▸ Problem statement
Output the entries verbatim, including every line.

++++++

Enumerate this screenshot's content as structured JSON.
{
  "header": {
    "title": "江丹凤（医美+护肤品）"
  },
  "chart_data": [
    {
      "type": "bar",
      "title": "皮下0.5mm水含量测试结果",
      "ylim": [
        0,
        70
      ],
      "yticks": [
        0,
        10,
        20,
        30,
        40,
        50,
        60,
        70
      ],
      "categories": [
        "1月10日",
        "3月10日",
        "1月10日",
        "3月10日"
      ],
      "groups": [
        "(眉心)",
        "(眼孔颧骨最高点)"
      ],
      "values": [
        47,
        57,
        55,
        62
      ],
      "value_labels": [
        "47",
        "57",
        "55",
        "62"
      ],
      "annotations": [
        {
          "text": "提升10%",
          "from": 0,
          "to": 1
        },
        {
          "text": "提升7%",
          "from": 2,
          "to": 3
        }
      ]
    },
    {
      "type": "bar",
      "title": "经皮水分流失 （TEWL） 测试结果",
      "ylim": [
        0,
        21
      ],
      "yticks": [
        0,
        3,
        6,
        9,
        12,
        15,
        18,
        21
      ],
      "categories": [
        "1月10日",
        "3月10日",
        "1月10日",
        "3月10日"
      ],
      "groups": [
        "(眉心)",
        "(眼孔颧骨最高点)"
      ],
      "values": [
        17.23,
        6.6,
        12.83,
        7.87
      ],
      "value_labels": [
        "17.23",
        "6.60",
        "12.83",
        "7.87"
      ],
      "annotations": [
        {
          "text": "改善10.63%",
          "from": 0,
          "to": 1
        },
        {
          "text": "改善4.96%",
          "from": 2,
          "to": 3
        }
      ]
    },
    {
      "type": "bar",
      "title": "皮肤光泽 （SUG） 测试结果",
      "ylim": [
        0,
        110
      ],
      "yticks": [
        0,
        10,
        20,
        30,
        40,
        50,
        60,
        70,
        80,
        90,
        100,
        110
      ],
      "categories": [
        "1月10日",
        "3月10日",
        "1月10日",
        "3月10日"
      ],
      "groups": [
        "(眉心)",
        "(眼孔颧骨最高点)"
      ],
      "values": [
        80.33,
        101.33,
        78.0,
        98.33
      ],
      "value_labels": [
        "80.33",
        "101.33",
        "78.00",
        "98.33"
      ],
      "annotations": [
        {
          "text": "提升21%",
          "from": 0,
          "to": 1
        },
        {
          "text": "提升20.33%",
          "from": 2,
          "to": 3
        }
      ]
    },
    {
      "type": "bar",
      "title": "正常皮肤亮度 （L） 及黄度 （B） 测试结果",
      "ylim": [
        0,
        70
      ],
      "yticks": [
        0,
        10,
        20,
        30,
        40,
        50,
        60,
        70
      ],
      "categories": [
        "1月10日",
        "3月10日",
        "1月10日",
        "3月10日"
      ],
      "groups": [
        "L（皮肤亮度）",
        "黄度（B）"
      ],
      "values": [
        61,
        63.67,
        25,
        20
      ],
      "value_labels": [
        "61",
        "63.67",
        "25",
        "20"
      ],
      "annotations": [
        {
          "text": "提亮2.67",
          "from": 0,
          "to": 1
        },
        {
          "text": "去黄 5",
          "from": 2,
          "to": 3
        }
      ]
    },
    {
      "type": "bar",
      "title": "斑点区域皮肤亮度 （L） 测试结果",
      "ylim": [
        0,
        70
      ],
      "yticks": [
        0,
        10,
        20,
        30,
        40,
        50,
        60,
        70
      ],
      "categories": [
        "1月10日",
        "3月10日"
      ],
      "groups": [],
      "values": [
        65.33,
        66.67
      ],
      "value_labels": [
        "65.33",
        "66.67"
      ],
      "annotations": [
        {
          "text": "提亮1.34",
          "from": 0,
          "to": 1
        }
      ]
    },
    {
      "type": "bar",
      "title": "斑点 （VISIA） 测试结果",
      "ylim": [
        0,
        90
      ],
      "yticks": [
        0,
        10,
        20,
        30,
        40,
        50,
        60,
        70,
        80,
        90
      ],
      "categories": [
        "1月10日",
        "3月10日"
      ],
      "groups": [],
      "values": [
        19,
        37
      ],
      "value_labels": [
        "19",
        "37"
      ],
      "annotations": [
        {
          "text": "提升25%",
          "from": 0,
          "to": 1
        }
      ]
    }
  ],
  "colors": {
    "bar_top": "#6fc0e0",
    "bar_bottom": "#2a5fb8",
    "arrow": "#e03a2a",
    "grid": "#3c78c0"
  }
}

++++++

▸ Output for this task
Enumerate this screenshot's content as structured JSON.
{
  "header": {
    "title": "江丹凤（医美+护肤品）"
  },
  "chart_data": [
    {
      "type": "bar",
      "title": "皮下0.5mm水含量测试结果",
      "ylim": [
        0,
        70
      ],
      "yticks": [
        0,
        10,
        20,
        30,
        40,
        50,
        60,
        70
      ],
      "categories": [
        "1月10日",
        "3月10日",
        "1月10日",
        "3月10日"
      ],
      "groups": [
        "(眉心)",
        "(眼孔颧骨最高点)"
      ],
      "values": [
        47,
        57,
        55,
        62
      ],
      "value_labels": [
        "47",
        "57",
        "55",
        "62"
      ],
      "annotations": [
        {
          "text": "提升10%",
          "from": 0,
          "to": 1
        },
        {
          "text": "提升7%",
          "from": 2,
          "to": 3
        }
      ]
    },
    {
      "type": "bar",
      "title": "经皮水分流失 （TEWL） 测试结果",
      "ylim": [
        0,
        21
      ],
      "yticks": [
        0,
        3,
        6,
        9,
        12,
        15,
        18,
        21
      ],
      "categories": [
        "1月10日",
        "3月10日",
        "1月10日",
        "3月10日"
      ],
      "groups": [
        "(眉心)",
        "(眼孔颧骨最高点)"
      ],
      "values": [
        17.23,
        6.6,
        12.83,
        7.87
      ],
      "value_labels": [
        "17.23",
        "6.60",
        "12.83",
        "7.87"
      ],
      "annotations": [
        {
          "text": "改善10.63%",
          "from": 0,
          "to": 1
        },
        {
          "text": "改善4.96%",
          "from": 2,
          "to": 3
        }
      ]
    },
    {
      "type": "bar",
      "title": "皮肤光泽 （SUG） 测试结果",
      "ylim": [
        0,
        110
      ],
      "yticks": [
        0,
        10,
        20,
        30,
        40,
        50,
        60,
        70,
        80,
        90,
        100,
        110
      ],
      "categories": [
        "1月10日",
        "3月10日",
        "1月10日",
        "3月10日"
      ],
      "groups": [
        "(眉心)",
        "(眼孔颧骨最高点)"
      ],
      "values": [
        80.33,
        101.33,
        78.0,
        98.33
      ],
      "value_labels": [
        "80.33",
        "101.33",
        "78.00",
        "98.33"
      ],
      "annotations": [
        {
          "text": "提升21%",
          "from": 0,
          "to": 1
        },
        {
          "text": "提升20.33%",
          "from": 2,
          "to": 3
        }
      ]
    },
    {
      "type": "bar",
      "title": "正常皮肤亮度 （L） 及黄度 （B） 测试结果",
      "ylim": [
        0,
        70
      ],
      "yticks": [
        0,
        10,
        20,
        30,
        40,
        50,
        60,
        70
      ],
      "categories": [
        "1月10日",
        "3月10日",
        "1月10日",
        "3月10日"
      ],
      "groups": [
        "L（皮肤亮度）",
        "黄度（B）"
      ],
      "values": [
        61,
        63.67,
        25,
        20
      ],
      "value_labels": [
        "61",
        "63.67",
        "25",
        "20"
      ],
      "annotations": [
        {
          "text": "提亮2.67",
          "from": 0,
          "to": 1
        },
        {
          "text": "去黄 5",
          "from": 2,
          "to": 3
        }
      ]
    },
    {
      "type": "bar",
      "title": "斑点区域皮肤亮度 （L） 测试结果",
      "ylim": [
        0,
        70
      ],
      "yticks": [
        0,
        10,
        20,
        30,
        40,
        50,
        60,
        70
      ],
      "categories": [
        "1月10日",
        "3月10日"
      ],
      "groups": [],
      "values": [
        65.33,
        66.67
      ],
      "value_labels": [
        "65.33",
        "66.67"
      ],
      "annotations": [
        {
          "text": "提亮1.34",
          "from": 0,
          "to": 1
        }
      ]
    },
    {
      "type": "bar",
      "title": "斑点 （VISIA） 测试结果",
      "ylim": [
        0,
        90
      ],
      "yticks": [
        0,
        10,
        20,
        30,
        40,
        50,
        60,
        70,
        80,
        90
      ],
      "categories": [
        "1月10日",
        "3月10日"
      ],
      "groups": [],
      "values": [
        19,
        37
      ],
      "value_labels": [
        "19",
        "37"
      ],
      "annotations": [
        {
          "text": "提升25%",
          "from": 0,
          "to": 1
        }
      ]
    }
  ],
  "colors": {
    "bar_top": "#6fc0e0",
    "bar_bottom": "#2a5fb8",
    "arrow": "#e03a2a",
    "grid": "#3c78c0"
  }
}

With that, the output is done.